All of the data needs to be repeated exactly.

━━ DATA

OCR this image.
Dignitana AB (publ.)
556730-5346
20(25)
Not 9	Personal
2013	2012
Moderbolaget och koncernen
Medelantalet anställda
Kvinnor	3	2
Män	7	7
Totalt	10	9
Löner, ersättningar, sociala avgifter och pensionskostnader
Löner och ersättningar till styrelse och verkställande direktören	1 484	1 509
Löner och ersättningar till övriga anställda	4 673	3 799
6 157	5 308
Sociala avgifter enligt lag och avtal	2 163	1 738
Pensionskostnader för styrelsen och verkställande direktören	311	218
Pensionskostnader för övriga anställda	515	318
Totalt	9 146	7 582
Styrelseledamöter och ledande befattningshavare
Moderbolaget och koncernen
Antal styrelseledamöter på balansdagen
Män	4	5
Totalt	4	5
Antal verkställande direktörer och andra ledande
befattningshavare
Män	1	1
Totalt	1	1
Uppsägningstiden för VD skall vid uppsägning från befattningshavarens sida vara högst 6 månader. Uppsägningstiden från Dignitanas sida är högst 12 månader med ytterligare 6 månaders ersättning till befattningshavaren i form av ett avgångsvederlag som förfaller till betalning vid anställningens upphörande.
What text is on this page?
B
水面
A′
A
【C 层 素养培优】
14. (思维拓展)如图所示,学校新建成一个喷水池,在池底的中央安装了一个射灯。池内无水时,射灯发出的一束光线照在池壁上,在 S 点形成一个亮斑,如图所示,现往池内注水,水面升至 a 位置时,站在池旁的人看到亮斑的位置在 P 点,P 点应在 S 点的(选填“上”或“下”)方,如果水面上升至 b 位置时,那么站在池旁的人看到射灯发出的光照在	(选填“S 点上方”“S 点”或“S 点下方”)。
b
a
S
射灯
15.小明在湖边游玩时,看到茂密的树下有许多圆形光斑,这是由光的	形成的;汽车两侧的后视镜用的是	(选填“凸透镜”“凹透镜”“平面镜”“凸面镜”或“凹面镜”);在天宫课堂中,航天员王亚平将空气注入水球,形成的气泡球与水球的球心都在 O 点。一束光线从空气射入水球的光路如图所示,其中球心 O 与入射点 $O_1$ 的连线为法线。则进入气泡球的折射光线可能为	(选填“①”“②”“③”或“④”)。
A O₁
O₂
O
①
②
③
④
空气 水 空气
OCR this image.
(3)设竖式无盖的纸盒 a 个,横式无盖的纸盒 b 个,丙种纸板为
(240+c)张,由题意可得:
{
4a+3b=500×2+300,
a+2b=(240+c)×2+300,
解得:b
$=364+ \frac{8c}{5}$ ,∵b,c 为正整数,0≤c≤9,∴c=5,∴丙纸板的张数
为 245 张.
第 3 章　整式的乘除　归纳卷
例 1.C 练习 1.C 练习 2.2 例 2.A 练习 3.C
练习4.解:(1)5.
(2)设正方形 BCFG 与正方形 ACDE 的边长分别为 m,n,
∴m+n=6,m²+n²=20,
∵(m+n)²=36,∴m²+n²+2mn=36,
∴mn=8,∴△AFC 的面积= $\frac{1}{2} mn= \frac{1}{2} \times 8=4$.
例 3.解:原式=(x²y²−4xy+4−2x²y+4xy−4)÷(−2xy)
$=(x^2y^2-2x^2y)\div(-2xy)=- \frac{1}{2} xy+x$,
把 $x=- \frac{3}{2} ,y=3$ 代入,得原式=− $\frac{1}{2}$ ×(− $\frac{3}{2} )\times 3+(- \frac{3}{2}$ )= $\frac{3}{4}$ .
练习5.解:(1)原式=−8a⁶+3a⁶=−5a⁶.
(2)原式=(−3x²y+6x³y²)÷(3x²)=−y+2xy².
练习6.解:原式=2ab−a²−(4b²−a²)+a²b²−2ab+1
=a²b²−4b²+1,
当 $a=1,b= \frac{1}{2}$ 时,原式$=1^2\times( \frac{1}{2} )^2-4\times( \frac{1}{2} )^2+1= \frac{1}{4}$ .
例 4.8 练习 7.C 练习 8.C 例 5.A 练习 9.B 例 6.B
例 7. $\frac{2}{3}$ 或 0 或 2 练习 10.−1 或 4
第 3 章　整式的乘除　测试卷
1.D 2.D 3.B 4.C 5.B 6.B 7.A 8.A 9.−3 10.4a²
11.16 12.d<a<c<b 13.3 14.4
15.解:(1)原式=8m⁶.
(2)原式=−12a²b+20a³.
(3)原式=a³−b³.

━━━━

- SOLUTION
OCR this image.
Dignitana AB (publ.)
556730-5346
20(25)
Not 9	Personal
2013	2012
Moderbolaget och koncernen
Medelantalet anställda
Kvinnor	3	2
Män	7	7
Totalt	10	9
Löner, ersättningar, sociala avgifter och pensionskostnader
Löner och ersättningar till styrelse och verkställande direktören	1 484	1 509
Löner och ersättningar till övriga anställda	4 673	3 799
6 157	5 308
Sociala avgifter enligt lag och avtal	2 163	1 738
Pensionskostnader för styrelsen och verkställande direktören	311	218
Pensionskostnader för övriga anställda	515	318
Totalt	9 146	7 582
Styrelseledamöter och ledande befattningshavare
Moderbolaget och koncernen
Antal styrelseledamöter på balansdagen
Män	4	5
Totalt	4	5
Antal verkställande direktörer och andra ledande
befattningshavare
Män	1	1
Totalt	1	1
Uppsägningstiden för VD skall vid uppsägning från befattningshavarens sida vara högst 6 månader. Uppsägningstiden från Dignitanas sida är högst 12 månader med ytterligare 6 månaders ersättning till befattningshavaren i form av ett avgångsvederlag som förfaller till betalning vid anställningens upphörande.
What text is on this page?
B
水面
A′
A
【C 层 素养培优】
14. (思维拓展)如图所示,学校新建成一个喷水池,在池底的中央安装了一个射灯。池内无水时,射灯发出的一束光线照在池壁上,在 S 点形成一个亮斑,如图所示,现往池内注水,水面升至 a 位置时,站在池旁的人看到亮斑的位置在 P 点,P 点应在 S 点的(选填“上”或“下”)方,如果水面上升至 b 位置时,那么站在池旁的人看到射灯发出的光照在	(选填“S 点上方”“S 点”或“S 点下方”)。
b
a
S
射灯
15.小明在湖边游玩时,看到茂密的树下有许多圆形光斑,这是由光的	形成的;汽车两侧的后视镜用的是	(选填“凸透镜”“凹透镜”“平面镜”“凸面镜”或“凹面镜”);在天宫课堂中,航天员王亚平将空气注入水球,形成的气泡球与水球的球心都在 O 点。一束光线从空气射入水球的光路如图所示,其中球心 O 与入射点 $O_1$ 的连线为法线。则进入气泡球的折射光线可能为	(选填“①”“②”“③”或“④”)。
A O₁
O₂
O
①
②
③
④
空气 水 空气
OCR this image.
(3)设竖式无盖的纸盒 a 个,横式无盖的纸盒 b 个,丙种纸板为
(240+c)张,由题意可得:
{
4a+3b=500×2+300,
a+2b=(240+c)×2+300,
解得:b
$=364+ \frac{8c}{5}$ ,∵b,c 为正整数,0≤c≤9,∴c=5,∴丙纸板的张数
为 245 张.
第 3 章　整式的乘除　归纳卷
例 1.C 练习 1.C 练习 2.2 例 2.A 练习 3.C
练习4.解:(1)5.
(2)设正方形 BCFG 与正方形 ACDE 的边长分别为 m,n,
∴m+n=6,m²+n²=20,
∵(m+n)²=36,∴m²+n²+2mn=36,
∴mn=8,∴△AFC 的面积= $\frac{1}{2} mn= \frac{1}{2} \times 8=4$.
例 3.解:原式=(x²y²−4xy+4−2x²y+4xy−4)÷(−2xy)
$=(x^2y^2-2x^2y)\div(-2xy)=- \frac{1}{2} xy+x$,
把 $x=- \frac{3}{2} ,y=3$ 代入,得原式=− $\frac{1}{2}$ ×(− $\frac{3}{2} )\times 3+(- \frac{3}{2}$ )= $\frac{3}{4}$ .
练习5.解:(1)原式=−8a⁶+3a⁶=−5a⁶.
(2)原式=(−3x²y+6x³y²)÷(3x²)=−y+2xy².
练习6.解:原式=2ab−a²−(4b²−a²)+a²b²−2ab+1
=a²b²−4b²+1,
当 $a=1,b= \frac{1}{2}$ 时,原式$=1^2\times( \frac{1}{2} )^2-4\times( \frac{1}{2} )^2+1= \frac{1}{4}$ .
例 4.8 练习 7.C 练习 8.C 例 5.A 练习 9.B 例 6.B
例 7. $\frac{2}{3}$ 或 0 或 2 练习 10.−1 或 4
第 3 章　整式的乘除　测试卷
1.D 2.D 3.B 4.C 5.B 6.B 7.A 8.A 9.−3 10.4a²
11.16 12.d<a<c<b 13.3 14.4
15.解:(1)原式=8m⁶.
(2)原式=−12a²b+20a³.
(3)原式=a³−b³.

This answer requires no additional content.